| What you will do |
The records should be written out in full, with nothing altered.

________

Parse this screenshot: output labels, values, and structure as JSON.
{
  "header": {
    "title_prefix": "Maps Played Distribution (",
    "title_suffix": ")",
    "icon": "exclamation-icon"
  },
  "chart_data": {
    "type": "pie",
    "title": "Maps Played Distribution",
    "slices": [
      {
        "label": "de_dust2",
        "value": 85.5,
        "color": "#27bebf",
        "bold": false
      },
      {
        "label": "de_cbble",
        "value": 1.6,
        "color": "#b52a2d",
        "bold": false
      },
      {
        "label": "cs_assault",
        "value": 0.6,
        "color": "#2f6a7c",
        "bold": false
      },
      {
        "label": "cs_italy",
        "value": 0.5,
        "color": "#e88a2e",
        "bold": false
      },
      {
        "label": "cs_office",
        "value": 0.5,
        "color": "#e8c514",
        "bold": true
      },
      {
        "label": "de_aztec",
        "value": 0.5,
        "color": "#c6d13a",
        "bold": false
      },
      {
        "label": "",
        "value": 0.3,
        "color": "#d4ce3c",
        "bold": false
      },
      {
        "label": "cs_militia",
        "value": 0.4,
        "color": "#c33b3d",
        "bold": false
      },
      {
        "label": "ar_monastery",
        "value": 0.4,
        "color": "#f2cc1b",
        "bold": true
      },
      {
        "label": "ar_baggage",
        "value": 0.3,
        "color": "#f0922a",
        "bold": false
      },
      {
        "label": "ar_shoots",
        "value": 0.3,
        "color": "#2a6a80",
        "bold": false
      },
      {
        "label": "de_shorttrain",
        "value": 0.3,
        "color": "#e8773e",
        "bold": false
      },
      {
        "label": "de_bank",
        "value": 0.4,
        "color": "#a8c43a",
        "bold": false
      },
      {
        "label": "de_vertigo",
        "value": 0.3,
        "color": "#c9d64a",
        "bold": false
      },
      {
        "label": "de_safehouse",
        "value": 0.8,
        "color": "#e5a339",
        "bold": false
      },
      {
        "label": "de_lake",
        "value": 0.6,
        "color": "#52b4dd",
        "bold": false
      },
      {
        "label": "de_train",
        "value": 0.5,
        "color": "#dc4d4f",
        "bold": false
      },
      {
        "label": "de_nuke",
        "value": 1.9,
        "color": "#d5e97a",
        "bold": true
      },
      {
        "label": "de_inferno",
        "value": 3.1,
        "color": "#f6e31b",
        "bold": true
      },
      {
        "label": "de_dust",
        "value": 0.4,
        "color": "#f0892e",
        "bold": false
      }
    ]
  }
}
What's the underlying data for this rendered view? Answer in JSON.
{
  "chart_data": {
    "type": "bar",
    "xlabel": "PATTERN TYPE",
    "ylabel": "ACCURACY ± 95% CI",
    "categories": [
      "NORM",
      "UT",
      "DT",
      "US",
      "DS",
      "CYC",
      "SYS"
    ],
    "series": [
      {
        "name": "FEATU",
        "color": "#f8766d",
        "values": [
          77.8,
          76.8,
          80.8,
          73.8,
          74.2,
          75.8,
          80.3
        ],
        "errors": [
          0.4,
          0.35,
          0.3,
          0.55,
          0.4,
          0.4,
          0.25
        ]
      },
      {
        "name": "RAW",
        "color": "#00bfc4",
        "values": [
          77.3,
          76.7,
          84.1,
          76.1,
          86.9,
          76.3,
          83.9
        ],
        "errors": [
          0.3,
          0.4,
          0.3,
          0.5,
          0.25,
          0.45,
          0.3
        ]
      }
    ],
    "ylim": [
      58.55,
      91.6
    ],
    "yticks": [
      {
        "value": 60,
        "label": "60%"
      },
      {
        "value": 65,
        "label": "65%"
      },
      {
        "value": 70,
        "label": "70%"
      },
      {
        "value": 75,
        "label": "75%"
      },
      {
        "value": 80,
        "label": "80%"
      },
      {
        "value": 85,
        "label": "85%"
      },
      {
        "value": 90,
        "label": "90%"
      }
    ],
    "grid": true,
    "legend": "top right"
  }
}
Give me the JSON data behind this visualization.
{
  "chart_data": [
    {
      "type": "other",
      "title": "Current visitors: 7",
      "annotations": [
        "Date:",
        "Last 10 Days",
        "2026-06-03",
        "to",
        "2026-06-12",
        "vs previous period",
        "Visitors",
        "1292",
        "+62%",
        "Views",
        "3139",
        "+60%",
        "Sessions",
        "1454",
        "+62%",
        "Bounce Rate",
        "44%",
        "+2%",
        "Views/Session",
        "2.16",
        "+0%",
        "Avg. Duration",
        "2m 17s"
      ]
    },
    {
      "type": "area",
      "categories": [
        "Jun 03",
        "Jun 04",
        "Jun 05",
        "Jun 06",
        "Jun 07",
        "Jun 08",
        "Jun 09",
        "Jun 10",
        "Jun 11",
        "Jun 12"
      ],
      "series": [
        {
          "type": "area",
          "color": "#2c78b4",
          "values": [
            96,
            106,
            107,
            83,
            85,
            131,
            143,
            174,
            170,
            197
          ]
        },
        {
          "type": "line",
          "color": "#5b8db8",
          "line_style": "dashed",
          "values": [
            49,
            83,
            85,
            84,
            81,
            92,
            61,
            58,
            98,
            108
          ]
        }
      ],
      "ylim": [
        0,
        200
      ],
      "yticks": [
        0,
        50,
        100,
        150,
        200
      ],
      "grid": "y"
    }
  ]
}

________

| Problem solution |
Parse this screenshot: output labels, values, and structure as JSON.
{
  "header": {
    "title_prefix": "Maps Played Distribution (",
    "title_suffix": ")",
    "icon": "exclamation-icon"
  },
  "chart_data": {
    "type": "pie",
    "title": "Maps Played Distribution",
    "slices": [
      {
        "label": "de_dust2",
        "value": 85.5,
        "color": "#27bebf",
        "bold": false
      },
      {
        "label": "de_cbble",
        "value": 1.6,
        "color": "#b52a2d",
        "bold": false
      },
      {
        "label": "cs_assault",
        "value": 0.6,
        "color": "#2f6a7c",
        "bold": false
      },
      {
        "label": "cs_italy",
        "value": 0.5,
        "color": "#e88a2e",
        "bold": false
      },
      {
        "label": "cs_office",
        "value": 0.5,
        "color": "#e8c514",
        "bold": true
      },
      {
        "label": "de_aztec",
        "value": 0.5,
        "color": "#c6d13a",
        "bold": false
      },
      {
        "label": "",
        "value": 0.3,
        "color": "#d4ce3c",
        "bold": false
      },
      {
        "label": "cs_militia",
        "value": 0.4,
        "color": "#c33b3d",
        "bold": false
      },
      {
        "label": "ar_monastery",
        "value": 0.4,
        "color": "#f2cc1b",
        "bold": true
      },
      {
        "label": "ar_baggage",
        "value": 0.3,
        "color": "#f0922a",
        "bold": false
      },
      {
        "label": "ar_shoots",
        "value": 0.3,
        "color": "#2a6a80",
        "bold": false
      },
      {
        "label": "de_shorttrain",
        "value": 0.3,
        "color": "#e8773e",
        "bold": false
      },
      {
        "label": "de_bank",
        "value": 0.4,
        "color": "#a8c43a",
        "bold": false
      },
      {
        "label": "de_vertigo",
        "value": 0.3,
        "color": "#c9d64a",
        "bold": false
      },
      {
        "label": "de_safehouse",
        "value": 0.8,
        "color": "#e5a339",
        "bold": false
      },
      {
        "label": "de_lake",
        "value": 0.6,
        "color": "#52b4dd",
        "bold": false
      },
      {
        "label": "de_train",
        "value": 0.5,
        "color": "#dc4d4f",
        "bold": false
      },
      {
        "label": "de_nuke",
        "value": 1.9,
        "color": "#d5e97a",
        "bold": true
      },
      {
        "label": "de_inferno",
        "value": 3.1,
        "color": "#f6e31b",
        "bold": true
      },
      {
        "label": "de_dust",
        "value": 0.4,
        "color": "#f0892e",
        "bold": false
      }
    ]
  }
}
What's the underlying data for this rendered view? Answer in JSON.
{
  "chart_data": {
    "type": "bar",
    "xlabel": "PATTERN TYPE",
    "ylabel": "ACCURACY ± 95% CI",
    "categories": [
      "NORM",
      "UT",
      "DT",
      "US",
      "DS",
      "CYC",
      "SYS"
    ],
    "series": [
      {
        "name": "FEATU",
        "color": "#f8766d",
        "values": [
          77.8,
          76.8,
          80.8,
          73.8,
          74.2,
          75.8,
          80.3
        ],
        "errors": [
          0.4,
          0.35,
          0.3,
          0.55,
          0.4,
          0.4,
          0.25
        ]
      },
      {
        "name": "RAW",
        "color": "#00bfc4",
        "values": [
          77.3,
          76.7,
          84.1,
          76.1,
          86.9,
          76.3,
          83.9
        ],
        "errors": [
          0.3,
          0.4,
          0.3,
          0.5,
          0.25,
          0.45,
          0.3
        ]
      }
    ],
    "ylim": [
      58.55,
      91.6
    ],
    "yticks": [
      {
        "value": 60,
        "label": "60%"
      },
      {
        "value": 65,
        "label": "65%"
      },
      {
        "value": 70,
        "label": "70%"
      },
      {
        "value": 75,
        "label": "75%"
      },
      {
        "value": 80,
        "label": "80%"
      },
      {
        "value": 85,
        "label": "85%"
      },
      {
        "value": 90,
        "label": "90%"
      }
    ],
    "grid": true,
    "legend": "top right"
  }
}
Give me the JSON data behind this visualization.
{
  "chart_data": [
    {
      "type": "other",
      "title": "Current visitors: 7",
      "annotations": [
        "Date:",
        "Last 10 Days",
        "2026-06-03",
        "to",
        "2026-06-12",
        "vs previous period",
        "Visitors",
        "1292",
        "+62%",
        "Views",
        "3139",
        "+60%",
        "Sessions",
        "1454",
        "+62%",
        "Bounce Rate",
        "44%",
        "+2%",
        "Views/Session",
        "2.16",
        "+0%",
        "Avg. Duration",
        "2m 17s"
      ]
    },
    {
      "type": "area",
      "categories": [
        "Jun 03",
        "Jun 04",
        "Jun 05",
        "Jun 06",
        "Jun 07",
        "Jun 08",
        "Jun 09",
        "Jun 10",
        "Jun 11",
        "Jun 12"
      ],
      "series": [
        {
          "type": "area",
          "color": "#2c78b4",
          "values": [
            96,
            106,
            107,
            83,
            85,
            131,
            143,
            174,
            170,
            197
          ]
        },
        {
          "type": "line",
          "color": "#5b8db8",
          "line_style": "dashed",
          "values": [
            49,
            83,
            85,
            84,
            81,
            92,
            61,
            58,
            98,
            108
          ]
        }
      ],
      "ylim": [
        0,
        200
      ],
      "yticks": [
        0,
        50,
        100,
        150,
        200
      ],
      "grid": "y"
    }
  ]
}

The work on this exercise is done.